(Saved entries)
--------------------------------
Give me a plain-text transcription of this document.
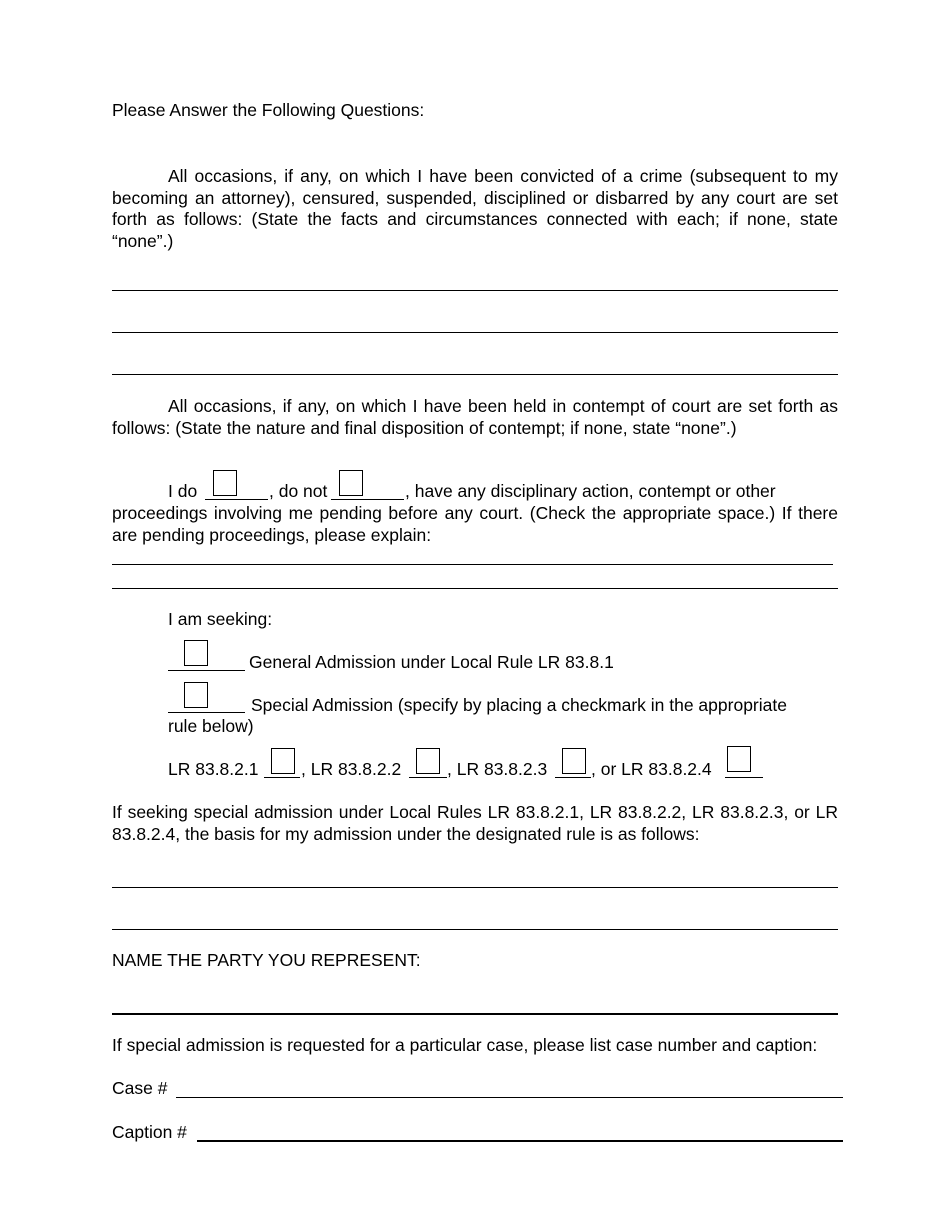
Please Answer the Following Questions:
All occasions, if any, on which I have been convicted of a crime (subsequent to my becoming an attorney), censured, suspended, disciplined or disbarred by any court are set forth as follows: (State the facts and circumstances connected with each; if none, state “none”.)
All occasions, if any, on which I have been held in contempt of court are set forth as follows: (State the nature and final disposition of contempt; if none, state “none”.)
I do	, do not	, have any disciplinary action, contempt or other
proceedings involving me pending before any court. (Check the appropriate space.) If there are pending proceedings, please explain:
I am seeking:
General Admission under Local Rule LR 83.8.1
Special Admission (specify by placing a checkmark in the appropriate
rule below)
LR 83.8.2.1 , LR 83.8.2.2	, LR 83.8.2.3	, or LR 83.8.2.4
If seeking special admission under Local Rules LR 83.8.2.1, LR 83.8.2.2, LR 83.8.2.3, or LR 83.8.2.4, the basis for my admission under the designated rule is as follows:
NAME THE PARTY YOU REPRESENT:
If special admission is requested for a particular case, please list case number and caption:
Case #
Caption #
--------------------------------
### [Given exercise]
Go through the lines above. Select every one that has the string "seeking".

### [The solution]
I am seeking:
If seeking special admission under Local Rules LR 83.8.2.1, LR 83.8.2.2, LR 83.8.2.3, or LR 83.8.2.4, the basis for my admission under the designated rule is as follows:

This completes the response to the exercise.